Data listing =
::::::
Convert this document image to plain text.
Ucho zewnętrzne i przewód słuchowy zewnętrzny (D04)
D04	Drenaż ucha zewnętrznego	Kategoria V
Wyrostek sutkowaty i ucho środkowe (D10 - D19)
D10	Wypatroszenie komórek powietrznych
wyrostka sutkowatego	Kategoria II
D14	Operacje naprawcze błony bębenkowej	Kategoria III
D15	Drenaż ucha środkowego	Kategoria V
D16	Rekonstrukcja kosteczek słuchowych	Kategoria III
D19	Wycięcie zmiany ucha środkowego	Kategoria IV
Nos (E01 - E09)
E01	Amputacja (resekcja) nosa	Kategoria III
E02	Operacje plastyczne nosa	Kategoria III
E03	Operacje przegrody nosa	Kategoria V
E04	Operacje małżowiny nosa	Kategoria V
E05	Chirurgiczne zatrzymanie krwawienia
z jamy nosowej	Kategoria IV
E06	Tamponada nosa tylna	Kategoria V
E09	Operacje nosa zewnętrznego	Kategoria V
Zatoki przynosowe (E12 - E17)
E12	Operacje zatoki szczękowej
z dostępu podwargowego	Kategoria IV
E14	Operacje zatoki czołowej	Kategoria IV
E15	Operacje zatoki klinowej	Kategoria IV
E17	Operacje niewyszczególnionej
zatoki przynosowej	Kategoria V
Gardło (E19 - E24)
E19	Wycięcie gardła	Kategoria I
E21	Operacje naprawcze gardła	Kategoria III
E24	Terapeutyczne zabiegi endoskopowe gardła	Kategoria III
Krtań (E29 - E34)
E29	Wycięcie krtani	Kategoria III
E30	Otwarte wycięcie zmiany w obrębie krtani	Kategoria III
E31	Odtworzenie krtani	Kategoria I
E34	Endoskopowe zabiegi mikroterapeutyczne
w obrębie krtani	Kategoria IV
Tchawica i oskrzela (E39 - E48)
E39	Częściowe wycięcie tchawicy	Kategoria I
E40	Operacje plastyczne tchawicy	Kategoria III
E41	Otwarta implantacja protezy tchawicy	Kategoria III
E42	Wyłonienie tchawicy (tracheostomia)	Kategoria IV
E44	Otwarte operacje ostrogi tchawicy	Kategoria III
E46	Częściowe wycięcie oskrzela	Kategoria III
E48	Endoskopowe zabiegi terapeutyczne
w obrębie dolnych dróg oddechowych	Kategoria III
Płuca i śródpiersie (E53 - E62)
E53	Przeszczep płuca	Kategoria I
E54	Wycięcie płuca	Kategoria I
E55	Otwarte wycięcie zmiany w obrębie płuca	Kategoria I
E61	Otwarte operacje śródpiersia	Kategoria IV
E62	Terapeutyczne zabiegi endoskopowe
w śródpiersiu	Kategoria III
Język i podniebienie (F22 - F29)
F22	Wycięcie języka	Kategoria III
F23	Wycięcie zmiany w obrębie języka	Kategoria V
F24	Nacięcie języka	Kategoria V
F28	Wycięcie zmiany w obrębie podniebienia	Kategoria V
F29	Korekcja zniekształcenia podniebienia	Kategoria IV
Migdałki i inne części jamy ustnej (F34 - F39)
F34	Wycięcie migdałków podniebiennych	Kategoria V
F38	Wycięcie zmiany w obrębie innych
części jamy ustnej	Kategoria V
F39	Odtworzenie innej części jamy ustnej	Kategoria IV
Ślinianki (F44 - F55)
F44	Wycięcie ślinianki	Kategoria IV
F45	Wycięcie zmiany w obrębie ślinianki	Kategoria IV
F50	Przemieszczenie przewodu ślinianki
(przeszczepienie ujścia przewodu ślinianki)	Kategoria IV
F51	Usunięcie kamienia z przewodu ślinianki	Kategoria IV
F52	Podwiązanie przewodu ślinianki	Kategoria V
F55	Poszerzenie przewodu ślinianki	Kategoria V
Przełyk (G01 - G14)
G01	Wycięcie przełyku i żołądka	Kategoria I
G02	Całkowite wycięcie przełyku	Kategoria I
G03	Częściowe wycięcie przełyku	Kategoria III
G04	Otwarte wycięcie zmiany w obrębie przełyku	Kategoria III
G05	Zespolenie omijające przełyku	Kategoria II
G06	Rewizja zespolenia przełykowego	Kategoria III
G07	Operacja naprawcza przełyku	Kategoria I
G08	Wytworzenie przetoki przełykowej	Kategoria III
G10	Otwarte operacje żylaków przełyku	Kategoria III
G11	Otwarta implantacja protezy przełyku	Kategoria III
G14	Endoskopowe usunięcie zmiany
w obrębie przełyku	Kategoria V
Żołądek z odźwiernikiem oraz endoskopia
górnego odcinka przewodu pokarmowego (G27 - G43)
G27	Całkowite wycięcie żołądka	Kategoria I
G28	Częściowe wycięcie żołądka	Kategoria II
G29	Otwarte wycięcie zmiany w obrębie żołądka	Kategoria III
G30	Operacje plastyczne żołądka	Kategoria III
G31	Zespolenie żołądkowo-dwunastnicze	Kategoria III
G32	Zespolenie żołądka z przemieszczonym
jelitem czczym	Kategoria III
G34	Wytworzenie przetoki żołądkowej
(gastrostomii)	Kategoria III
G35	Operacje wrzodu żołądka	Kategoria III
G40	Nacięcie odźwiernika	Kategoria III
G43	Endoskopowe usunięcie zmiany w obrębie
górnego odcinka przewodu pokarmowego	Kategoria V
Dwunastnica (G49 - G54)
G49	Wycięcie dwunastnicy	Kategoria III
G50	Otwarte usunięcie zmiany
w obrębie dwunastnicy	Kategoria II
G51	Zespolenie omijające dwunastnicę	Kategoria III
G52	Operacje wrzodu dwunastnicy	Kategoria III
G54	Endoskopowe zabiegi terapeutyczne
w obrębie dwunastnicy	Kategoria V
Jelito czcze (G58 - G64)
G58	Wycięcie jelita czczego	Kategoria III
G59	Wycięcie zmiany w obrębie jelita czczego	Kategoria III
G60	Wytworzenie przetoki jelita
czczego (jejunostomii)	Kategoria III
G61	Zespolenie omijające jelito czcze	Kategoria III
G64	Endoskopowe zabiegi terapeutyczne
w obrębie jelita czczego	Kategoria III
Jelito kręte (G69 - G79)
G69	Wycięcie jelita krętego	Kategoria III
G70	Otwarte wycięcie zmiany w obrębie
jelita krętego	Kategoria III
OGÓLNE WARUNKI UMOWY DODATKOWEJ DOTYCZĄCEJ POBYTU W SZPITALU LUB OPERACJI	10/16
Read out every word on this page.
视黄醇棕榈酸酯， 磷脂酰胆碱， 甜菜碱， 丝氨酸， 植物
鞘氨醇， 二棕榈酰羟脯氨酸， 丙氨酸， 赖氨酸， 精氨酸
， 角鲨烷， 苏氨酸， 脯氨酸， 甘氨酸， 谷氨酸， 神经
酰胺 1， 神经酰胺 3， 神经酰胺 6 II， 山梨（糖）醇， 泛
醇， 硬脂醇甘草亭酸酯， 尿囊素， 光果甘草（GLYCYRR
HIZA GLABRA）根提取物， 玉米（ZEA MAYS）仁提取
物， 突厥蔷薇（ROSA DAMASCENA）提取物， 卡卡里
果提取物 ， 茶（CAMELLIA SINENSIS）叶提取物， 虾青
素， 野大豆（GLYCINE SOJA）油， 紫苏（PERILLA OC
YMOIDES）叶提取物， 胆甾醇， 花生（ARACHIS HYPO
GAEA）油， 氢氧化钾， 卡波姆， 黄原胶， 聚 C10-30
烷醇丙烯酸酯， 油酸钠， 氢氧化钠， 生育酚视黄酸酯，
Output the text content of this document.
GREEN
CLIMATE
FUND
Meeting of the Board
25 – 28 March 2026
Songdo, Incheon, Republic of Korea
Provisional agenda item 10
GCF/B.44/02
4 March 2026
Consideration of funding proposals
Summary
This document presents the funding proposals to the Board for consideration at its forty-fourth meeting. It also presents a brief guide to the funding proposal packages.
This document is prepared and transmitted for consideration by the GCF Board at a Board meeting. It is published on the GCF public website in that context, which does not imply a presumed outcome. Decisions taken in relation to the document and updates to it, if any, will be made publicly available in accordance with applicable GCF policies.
::::::
Aim = Copy exactly the line containing "Output the text content of this document." and every line after it, ending with the last line of the records above.

Finished answer =
Output the text content of this document.
GREEN
CLIMATE
FUND
Meeting of the Board
25 – 28 March 2026
Songdo, Incheon, Republic of Korea
Provisional agenda item 10
GCF/B.44/02
4 March 2026
Consideration of funding proposals
Summary
This document presents the funding proposals to the Board for consideration at its forty-fourth meeting. It also presents a brief guide to the funding proposal packages.
This document is prepared and transmitted for consideration by the GCF Board at a Board meeting. It is published on the GCF public website in that context, which does not imply a presumed outcome. Decisions taken in relation to the document and updates to it, if any, will be made publicly available in accordance with applicable GCF policies.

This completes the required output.